Reproduza sem alterações o trecho do texto do documento, de "Os dois tipos" até "encher o saco?", inclusive.

→ Texto do documento

_ _ _ _ _

O estatuto do menor, que foi eufemizado um monte de vezes até chegar ao (inútil) "Estatuto da Criança e do Adolescente", como se ambos não fossem menores, deveria ter sido uma ferramenta para coibir abusos. Na prática só os transferiu de mãos. Se antes abusava-se de adolescentes, por ser aceitável pagar-lhes menos, hoje não se pode ensinar uma profissão a uma garota de doze anos. Até uma empresa familiar pode ter problemas com o juizado se alguém ver uma criança ajudando a varrer o piso. Um professor que exija o estudo a um aluno pode ser processado por humilhação, ainda que ele tenha sido o inverso. Se antes as famílias relapsas tinham maiores chances de desenvolver tiranos em casa, hoje todas estão expostas ao risco. Quem abusa de adolescentes não deixará de fazê-lo por causa da lei, ele geralmente tem costas quentes para isso. Eles sabem que não, mas alimentam a histeria dos dois extremos, é o que os mantém no poder. Assim fomentam mais gerações de crianças mal acostumadas, podam a boa índole dos que gostam do trabalho e mantém a população presa a problemas que não fariam diferença se não fossem alimentados. Ai de quem pegar uma criança para criar, tem que deixar na rua, à espera do conselho tutelar.

Os dois tipos têm uma grande facilidade em disseminar suas mentalidades tortas, enchendo os noticiários de barbaridades terceiromundistas; como atrocidades de trânsito, depredações, pixações, "pequenas" corrupções, desacatos a funcionários públicos de baixo escalão, enfim, cousas que fazem parecer pequenas diante de tantos problemas que assolam o país. Fazem as pessoas acreditarem que estes "pequenos deslizes" nada têm a ver com as mazelas nacionais, encorajando sua repetição. Quem não tem tendências à barbárie não vai aderir, mas será assolado pelos que têm e passam a ver com normalidade virar sem dar seta, ultrapassar pela direita, parar em local proibido, ligar o som no último volume, furar o sinal com pedestres já atravessando e assim por diante. Afinal, o mundo está tão caótico, por que não vão consertá-lo em vez de encher o saco?

_ _ _ _ _

→ Extrato de dados
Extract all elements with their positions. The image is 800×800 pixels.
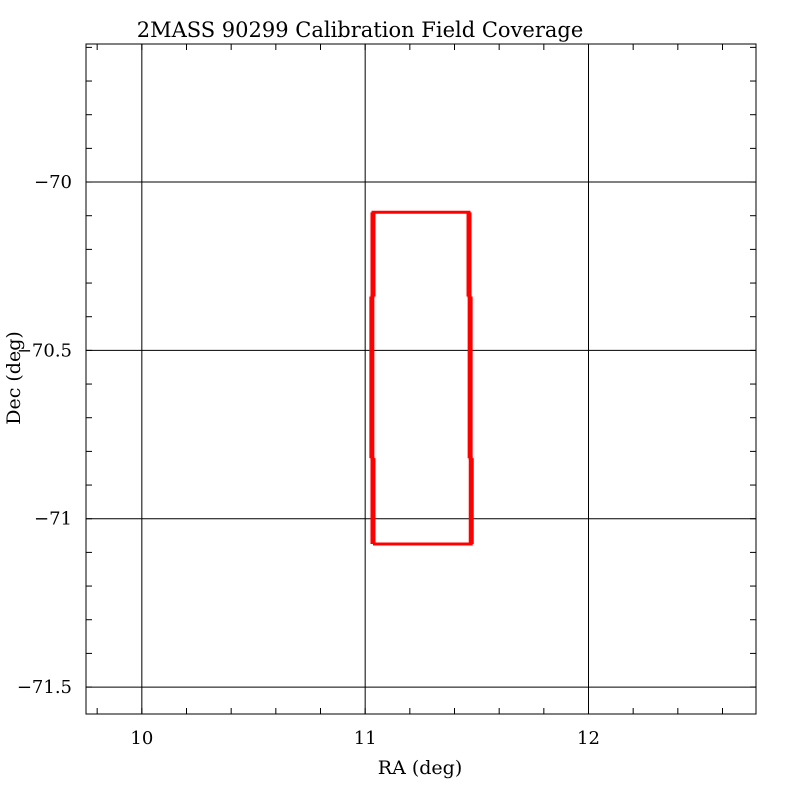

_ _ _ _ _

→ Resultado do exercício
Os dois tipos têm uma grande facilidade em disseminar suas mentalidades tortas, enchendo os noticiários de barbaridades terceiromundistas; como atrocidades de trânsito, depredações, pixações, "pequenas" corrupções, desacatos a funcionários públicos de baixo escalão, enfim, cousas que fazem parecer pequenas diante de tantos problemas que assolam o país. Fazem as pessoas acreditarem que estes "pequenos deslizes" nada têm a ver com as mazelas nacionais, encorajando sua repetição. Quem não tem tendências à barbárie não vai aderir, mas será assolado pelos que têm e passam a ver com normalidade virar sem dar seta, ultrapassar pela direita, parar em local proibido, ligar o som no último volume, furar o sinal com pedestres já atravessando e assim por diante. Afinal, o mundo está tão caótico, por que não vão consertá-lo em vez de encher o saco?